# Task to complete
Each line of the data that includes the string "ylabel" is to be copied out.

——————————

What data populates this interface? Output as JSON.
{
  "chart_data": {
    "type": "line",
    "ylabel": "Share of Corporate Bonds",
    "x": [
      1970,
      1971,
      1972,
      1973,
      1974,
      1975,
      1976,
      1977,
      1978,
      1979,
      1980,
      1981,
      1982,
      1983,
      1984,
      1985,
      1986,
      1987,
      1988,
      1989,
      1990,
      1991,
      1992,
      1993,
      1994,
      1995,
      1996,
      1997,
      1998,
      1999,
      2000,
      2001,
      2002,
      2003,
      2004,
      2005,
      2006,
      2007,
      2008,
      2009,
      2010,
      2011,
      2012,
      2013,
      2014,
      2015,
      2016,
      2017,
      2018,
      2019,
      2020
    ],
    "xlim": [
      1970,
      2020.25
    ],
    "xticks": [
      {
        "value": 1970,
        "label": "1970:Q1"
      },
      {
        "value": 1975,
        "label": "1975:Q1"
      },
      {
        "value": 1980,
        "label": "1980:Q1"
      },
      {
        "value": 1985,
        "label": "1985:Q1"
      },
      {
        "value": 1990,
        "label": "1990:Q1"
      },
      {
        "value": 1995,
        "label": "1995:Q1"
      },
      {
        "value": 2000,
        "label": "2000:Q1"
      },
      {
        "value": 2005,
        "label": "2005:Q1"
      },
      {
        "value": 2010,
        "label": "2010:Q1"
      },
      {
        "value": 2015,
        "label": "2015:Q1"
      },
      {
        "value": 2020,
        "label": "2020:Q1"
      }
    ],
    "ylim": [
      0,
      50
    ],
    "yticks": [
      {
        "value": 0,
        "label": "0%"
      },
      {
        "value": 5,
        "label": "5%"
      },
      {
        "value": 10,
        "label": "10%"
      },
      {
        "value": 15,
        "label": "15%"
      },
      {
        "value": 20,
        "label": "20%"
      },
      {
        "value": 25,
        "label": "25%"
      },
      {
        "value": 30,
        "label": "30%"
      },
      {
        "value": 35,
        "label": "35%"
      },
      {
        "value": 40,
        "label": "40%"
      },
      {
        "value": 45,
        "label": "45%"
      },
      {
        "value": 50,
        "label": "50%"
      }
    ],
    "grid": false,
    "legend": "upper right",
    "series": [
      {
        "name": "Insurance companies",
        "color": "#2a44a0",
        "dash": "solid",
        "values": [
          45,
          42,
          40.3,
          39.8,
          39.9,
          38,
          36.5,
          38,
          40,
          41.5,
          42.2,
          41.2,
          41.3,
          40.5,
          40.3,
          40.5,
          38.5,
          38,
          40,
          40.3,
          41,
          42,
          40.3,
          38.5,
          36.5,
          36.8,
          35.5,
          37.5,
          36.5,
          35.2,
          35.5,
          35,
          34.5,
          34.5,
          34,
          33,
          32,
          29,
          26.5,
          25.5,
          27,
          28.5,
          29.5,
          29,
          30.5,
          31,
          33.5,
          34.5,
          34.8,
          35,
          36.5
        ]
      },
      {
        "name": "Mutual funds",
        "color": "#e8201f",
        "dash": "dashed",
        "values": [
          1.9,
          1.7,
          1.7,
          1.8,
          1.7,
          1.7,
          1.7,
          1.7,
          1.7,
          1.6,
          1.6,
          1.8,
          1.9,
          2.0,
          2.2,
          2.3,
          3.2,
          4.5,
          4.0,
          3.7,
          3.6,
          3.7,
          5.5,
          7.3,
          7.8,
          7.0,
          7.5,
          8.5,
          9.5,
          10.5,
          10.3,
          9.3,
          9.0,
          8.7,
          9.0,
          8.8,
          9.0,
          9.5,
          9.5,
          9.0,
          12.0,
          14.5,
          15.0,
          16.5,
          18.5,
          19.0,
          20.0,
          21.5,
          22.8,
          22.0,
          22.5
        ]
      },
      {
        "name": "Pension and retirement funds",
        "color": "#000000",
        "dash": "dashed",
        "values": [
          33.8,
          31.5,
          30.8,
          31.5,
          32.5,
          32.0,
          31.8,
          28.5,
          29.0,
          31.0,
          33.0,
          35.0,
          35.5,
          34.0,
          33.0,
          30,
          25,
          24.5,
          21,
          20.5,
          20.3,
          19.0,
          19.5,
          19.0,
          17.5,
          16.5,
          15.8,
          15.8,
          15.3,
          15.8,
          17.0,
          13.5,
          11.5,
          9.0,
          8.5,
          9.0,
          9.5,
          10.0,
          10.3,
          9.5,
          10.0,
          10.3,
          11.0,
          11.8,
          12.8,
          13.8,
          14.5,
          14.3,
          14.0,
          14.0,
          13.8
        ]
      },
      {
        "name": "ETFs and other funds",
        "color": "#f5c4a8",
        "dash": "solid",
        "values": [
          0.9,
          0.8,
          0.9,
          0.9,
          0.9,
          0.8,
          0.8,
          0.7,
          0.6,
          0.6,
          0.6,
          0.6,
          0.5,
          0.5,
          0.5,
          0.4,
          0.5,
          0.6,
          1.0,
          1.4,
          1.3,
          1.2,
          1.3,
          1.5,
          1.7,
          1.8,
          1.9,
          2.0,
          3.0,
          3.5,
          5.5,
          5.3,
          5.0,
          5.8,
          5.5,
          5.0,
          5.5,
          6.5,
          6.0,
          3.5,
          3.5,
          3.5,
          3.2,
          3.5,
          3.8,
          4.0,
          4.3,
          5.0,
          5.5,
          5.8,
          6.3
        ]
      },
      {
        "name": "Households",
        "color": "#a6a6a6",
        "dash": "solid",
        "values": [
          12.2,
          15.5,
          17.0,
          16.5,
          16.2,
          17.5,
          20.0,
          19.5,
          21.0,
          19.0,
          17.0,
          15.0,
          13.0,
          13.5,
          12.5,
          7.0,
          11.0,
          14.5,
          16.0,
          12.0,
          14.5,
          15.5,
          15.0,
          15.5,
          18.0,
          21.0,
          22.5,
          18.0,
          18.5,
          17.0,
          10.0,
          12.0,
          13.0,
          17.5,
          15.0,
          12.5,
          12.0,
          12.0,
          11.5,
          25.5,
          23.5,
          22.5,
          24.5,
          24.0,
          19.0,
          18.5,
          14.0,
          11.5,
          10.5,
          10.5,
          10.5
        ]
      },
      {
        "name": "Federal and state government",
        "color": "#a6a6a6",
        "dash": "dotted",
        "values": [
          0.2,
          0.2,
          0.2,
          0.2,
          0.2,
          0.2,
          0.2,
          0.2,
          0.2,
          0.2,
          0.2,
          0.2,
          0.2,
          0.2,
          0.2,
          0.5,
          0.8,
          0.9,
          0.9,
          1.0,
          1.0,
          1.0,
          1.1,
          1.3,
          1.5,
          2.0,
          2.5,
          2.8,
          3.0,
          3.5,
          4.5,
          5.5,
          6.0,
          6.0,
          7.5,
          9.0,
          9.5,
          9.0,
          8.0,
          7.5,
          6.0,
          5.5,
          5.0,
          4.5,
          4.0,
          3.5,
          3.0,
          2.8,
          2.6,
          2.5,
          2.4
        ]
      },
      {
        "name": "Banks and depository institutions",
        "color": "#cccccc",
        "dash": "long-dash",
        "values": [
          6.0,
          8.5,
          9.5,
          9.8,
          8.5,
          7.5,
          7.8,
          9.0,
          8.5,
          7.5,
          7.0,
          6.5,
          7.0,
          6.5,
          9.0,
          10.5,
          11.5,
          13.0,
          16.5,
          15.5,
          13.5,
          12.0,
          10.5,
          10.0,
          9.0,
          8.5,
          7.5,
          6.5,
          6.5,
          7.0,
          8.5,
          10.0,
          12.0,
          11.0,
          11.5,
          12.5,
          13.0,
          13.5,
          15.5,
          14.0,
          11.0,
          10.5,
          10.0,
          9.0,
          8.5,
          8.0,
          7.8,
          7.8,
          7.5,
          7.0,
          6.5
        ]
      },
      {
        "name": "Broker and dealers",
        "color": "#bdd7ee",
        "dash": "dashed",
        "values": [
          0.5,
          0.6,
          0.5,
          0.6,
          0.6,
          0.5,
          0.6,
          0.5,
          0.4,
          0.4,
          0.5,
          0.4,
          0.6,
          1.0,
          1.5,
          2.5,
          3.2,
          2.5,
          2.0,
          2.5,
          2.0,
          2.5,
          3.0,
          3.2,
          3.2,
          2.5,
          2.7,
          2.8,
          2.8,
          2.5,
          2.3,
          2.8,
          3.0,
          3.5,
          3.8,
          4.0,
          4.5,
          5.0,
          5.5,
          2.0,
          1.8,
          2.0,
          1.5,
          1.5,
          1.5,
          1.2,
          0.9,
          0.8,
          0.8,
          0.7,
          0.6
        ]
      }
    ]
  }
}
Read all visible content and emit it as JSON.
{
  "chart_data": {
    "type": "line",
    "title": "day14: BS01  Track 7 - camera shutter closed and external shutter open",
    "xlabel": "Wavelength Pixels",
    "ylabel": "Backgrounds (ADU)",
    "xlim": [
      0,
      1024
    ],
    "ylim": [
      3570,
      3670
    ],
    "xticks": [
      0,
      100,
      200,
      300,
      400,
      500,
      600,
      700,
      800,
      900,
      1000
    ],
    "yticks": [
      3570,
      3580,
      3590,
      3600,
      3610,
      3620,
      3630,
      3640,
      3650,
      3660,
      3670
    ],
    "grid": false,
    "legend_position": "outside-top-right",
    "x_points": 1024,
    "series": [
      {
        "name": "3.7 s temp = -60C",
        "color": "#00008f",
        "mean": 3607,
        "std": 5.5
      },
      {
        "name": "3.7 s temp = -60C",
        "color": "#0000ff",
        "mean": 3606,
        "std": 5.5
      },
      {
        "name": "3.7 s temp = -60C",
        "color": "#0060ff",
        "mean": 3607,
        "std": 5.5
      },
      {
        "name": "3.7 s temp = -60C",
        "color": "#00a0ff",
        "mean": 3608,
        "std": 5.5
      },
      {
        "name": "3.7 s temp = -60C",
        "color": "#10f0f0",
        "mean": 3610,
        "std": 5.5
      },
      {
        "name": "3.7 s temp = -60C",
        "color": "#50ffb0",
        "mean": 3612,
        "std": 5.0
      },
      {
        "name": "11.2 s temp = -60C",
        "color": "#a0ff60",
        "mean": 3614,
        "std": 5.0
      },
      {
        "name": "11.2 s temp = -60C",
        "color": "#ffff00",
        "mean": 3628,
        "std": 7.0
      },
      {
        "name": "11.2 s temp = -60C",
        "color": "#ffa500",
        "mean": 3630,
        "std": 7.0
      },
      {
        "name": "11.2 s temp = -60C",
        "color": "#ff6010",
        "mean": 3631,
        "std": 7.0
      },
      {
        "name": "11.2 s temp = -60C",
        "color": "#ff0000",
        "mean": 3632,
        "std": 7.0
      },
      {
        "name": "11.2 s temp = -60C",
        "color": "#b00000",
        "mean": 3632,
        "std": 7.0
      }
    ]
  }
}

——————————

# Response to this exercise
    "ylabel": "Share of Corporate Bonds",
    "ylabel": "Backgrounds (ADU)",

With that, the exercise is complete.